╭──

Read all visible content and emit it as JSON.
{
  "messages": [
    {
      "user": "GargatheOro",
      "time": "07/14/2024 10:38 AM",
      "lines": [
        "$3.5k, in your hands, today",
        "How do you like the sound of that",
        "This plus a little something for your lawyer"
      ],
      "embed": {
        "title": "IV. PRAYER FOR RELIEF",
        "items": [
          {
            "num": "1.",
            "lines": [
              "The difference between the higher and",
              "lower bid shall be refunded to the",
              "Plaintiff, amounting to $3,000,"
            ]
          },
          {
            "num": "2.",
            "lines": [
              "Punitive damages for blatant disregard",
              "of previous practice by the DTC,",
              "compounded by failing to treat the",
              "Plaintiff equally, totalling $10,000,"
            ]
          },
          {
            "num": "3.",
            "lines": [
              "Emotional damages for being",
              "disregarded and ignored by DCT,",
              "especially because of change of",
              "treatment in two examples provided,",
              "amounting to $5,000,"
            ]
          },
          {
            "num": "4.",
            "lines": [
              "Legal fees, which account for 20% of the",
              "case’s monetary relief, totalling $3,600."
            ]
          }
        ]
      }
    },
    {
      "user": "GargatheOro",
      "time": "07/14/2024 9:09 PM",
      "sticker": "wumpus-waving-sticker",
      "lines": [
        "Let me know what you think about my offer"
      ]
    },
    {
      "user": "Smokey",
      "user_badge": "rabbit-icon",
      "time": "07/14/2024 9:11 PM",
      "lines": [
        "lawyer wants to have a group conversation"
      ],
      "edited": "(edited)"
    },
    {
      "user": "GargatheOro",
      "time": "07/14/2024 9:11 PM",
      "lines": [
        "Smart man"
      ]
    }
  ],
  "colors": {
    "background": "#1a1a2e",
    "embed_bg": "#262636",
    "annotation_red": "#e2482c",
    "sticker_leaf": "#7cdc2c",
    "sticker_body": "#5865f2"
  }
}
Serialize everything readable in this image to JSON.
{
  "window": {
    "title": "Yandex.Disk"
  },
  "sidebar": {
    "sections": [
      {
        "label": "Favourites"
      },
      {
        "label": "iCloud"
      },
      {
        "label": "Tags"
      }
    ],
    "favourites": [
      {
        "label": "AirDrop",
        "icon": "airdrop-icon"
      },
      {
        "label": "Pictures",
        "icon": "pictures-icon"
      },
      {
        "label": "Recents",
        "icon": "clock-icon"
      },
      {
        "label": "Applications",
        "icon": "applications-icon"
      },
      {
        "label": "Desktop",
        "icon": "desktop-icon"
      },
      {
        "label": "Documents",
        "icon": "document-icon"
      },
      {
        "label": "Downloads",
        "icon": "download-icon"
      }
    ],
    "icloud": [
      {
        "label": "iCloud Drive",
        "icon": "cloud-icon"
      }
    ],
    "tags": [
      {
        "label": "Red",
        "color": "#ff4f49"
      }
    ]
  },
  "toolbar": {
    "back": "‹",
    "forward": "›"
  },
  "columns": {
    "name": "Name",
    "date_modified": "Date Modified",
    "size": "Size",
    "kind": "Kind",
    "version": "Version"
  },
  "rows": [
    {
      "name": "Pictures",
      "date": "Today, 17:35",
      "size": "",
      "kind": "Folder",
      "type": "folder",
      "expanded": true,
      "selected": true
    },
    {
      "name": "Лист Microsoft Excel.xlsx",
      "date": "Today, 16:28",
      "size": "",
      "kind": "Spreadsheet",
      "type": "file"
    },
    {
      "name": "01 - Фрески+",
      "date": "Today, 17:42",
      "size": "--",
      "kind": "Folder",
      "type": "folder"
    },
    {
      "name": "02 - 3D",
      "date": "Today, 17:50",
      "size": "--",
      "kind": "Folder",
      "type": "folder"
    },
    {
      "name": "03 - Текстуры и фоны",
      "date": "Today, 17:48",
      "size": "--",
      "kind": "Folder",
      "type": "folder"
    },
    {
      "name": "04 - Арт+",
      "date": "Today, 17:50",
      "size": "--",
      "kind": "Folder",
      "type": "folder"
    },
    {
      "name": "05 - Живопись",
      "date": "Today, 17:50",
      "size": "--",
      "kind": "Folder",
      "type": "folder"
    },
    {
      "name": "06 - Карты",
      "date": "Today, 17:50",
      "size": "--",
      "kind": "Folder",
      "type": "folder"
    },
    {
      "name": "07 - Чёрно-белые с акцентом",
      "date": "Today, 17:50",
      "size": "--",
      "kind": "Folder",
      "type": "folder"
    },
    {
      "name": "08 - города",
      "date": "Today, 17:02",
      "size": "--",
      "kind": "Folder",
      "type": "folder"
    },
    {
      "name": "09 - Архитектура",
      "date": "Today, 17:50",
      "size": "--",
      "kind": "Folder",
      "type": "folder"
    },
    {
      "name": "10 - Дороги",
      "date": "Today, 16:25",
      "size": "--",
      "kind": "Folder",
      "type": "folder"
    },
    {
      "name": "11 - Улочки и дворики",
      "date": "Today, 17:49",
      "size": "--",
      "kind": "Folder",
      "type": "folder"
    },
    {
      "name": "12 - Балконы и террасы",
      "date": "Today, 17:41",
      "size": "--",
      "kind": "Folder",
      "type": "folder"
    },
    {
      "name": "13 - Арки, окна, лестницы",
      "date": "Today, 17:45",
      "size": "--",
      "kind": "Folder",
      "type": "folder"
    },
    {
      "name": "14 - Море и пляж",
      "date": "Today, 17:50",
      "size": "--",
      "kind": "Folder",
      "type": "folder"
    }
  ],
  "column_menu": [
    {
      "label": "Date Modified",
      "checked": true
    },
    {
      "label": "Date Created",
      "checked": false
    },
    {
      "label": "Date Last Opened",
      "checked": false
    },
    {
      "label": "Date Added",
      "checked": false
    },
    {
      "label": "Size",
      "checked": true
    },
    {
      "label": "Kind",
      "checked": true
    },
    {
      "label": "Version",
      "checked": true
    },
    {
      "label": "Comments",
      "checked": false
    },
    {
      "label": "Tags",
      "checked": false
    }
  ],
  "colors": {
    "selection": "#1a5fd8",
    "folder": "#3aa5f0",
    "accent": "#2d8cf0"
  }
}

╰──

**What needs to be done**:
Copy every line of the listing where the word "time" appears.

**Full answer**:
      "time": "07/14/2024 10:38 AM",
      "time": "07/14/2024 9:09 PM",
      "time": "07/14/2024 9:11 PM",
      "time": "07/14/2024 9:11 PM",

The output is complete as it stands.